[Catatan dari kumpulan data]
* * * *
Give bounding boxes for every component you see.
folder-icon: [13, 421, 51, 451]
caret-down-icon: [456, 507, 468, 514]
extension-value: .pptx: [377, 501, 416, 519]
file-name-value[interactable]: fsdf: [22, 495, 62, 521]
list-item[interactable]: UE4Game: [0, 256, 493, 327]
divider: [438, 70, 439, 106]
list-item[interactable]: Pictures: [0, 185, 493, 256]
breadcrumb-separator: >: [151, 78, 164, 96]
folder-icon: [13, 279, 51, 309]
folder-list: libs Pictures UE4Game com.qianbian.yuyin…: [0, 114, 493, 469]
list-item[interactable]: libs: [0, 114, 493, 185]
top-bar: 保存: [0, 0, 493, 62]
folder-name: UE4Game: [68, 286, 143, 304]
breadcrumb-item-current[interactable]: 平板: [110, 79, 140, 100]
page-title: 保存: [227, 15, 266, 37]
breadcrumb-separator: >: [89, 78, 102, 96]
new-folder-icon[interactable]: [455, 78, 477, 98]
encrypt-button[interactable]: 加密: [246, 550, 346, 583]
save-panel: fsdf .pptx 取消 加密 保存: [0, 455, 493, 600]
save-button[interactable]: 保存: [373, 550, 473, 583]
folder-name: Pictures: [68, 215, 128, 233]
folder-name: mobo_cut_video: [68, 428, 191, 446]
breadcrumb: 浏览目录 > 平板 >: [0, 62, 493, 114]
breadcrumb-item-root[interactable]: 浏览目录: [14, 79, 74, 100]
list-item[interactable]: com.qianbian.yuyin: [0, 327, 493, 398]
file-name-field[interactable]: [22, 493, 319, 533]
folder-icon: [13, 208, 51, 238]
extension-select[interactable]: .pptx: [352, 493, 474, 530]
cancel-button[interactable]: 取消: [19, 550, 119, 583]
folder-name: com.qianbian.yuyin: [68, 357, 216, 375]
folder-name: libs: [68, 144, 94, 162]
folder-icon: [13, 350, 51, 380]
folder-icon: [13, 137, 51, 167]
* * * *
Tujuan: Sajikan semua baris catatan di atas sebagai tabel Markdown dengan kolom "Nomor" dan "Baris catatan", tanpa menyertakan baris kosong.

Jawaban Latihan:
| Nomor | Baris catatan |
|---|---|
| 1 | Give bounding boxes for every component you see. |
| 2 | folder-icon: [13, 421, 51, 451] |
| 3 | caret-down-icon: [456, 507, 468, 514] |
| 4 | extension-value: .pptx: [377, 501, 416, 519] |
| 5 | file-name-value[interactable]: fsdf: [22, 495, 62, 521] |
| 6 | list-item[interactable]: UE4Game: [0, 256, 493, 327] |
| 7 | divider: [438, 70, 439, 106] |
| 8 | list-item[interactable]: Pictures: [0, 185, 493, 256] |
| 9 | breadcrumb-separator: >: [151, 78, 164, 96] |
| 10 | folder-icon: [13, 279, 51, 309] |
| 11 | folder-list: libs Pictures UE4Game com.qianbian.yuyin…: [0, 114, 493, 469] |
| 12 | list-item[interactable]: libs: [0, 114, 493, 185] |
| 13 | top-bar: 保存: [0, 0, 493, 62] |
| 14 | folder-name: UE4Game: [68, 286, 143, 304] |
| 15 | breadcrumb-item-current[interactable]: 平板: [110, 79, 140, 100] |
| 16 | page-title: 保存: [227, 15, 266, 37] |
| 17 | breadcrumb-separator: >: [89, 78, 102, 96] |
| 18 | new-folder-icon[interactable]: [455, 78, 477, 98] |
| 19 | encrypt-button[interactable]: 加密: [246, 550, 346, 583] |
| 20 | save-panel: fsdf .pptx 取消 加密 保存: [0, 455, 493, 600] |
| 21 | save-button[interactable]: 保存: [373, 550, 473, 583] |
| 22 | folder-name: Pictures: [68, 215, 128, 233] |
| 23 | folder-name: mobo_cut_video: [68, 428, 191, 446] |
| 24 | breadcrumb: 浏览目录 > 平板 >: [0, 62, 493, 114] |
| 25 | breadcrumb-item-root[interactable]: 浏览目录: [14, 79, 74, 100] |
| 26 | list-item[interactable]: com.qianbian.yuyin: [0, 327, 493, 398] |
| 27 | file-name-field[interactable]: [22, 493, 319, 533] |
| 28 | folder-icon: [13, 208, 51, 238] |
| 29 | extension-select[interactable]: .pptx: [352, 493, 474, 530] |
| 30 | cancel-button[interactable]: 取消: [19, 550, 119, 583] |
| 31 | folder-name: com.qianbian.yuyin: [68, 357, 216, 375] |
| 32 | folder-name: libs: [68, 144, 94, 162] |
| 33 | folder-icon: [13, 350, 51, 380] |
| 34 | folder-icon: [13, 137, 51, 167] |